_Work instructions_. From the records below, copy each line that has the word "Gods" in it.

_Items from a dataset_.
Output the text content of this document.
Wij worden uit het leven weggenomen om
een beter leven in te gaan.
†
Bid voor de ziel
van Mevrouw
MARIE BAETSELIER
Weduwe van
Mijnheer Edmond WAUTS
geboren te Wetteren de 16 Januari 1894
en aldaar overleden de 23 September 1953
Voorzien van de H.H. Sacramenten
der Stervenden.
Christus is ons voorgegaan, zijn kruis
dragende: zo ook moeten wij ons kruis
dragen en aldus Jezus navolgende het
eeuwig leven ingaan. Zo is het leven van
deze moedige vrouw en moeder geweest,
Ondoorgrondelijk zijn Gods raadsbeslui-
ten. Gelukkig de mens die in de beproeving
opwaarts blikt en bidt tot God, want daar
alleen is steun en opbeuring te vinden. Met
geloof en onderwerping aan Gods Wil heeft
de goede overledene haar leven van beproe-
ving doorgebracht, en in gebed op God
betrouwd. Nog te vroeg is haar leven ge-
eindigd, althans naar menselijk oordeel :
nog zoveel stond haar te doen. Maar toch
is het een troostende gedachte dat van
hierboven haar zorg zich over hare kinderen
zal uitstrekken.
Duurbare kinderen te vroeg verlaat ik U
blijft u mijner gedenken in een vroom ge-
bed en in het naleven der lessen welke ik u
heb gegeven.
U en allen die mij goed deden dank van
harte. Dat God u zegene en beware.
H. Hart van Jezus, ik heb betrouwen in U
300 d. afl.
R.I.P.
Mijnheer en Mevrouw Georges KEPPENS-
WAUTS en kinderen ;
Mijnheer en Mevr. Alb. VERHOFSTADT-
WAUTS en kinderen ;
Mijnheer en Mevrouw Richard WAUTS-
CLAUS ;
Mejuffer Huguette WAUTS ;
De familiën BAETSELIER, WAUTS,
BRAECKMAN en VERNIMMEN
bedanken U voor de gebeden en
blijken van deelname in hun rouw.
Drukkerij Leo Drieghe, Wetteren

_Expected answer_.
Ondoorgrondelijk zijn Gods raadsbeslui-
geloof en onderwerping aan Gods Wil heeft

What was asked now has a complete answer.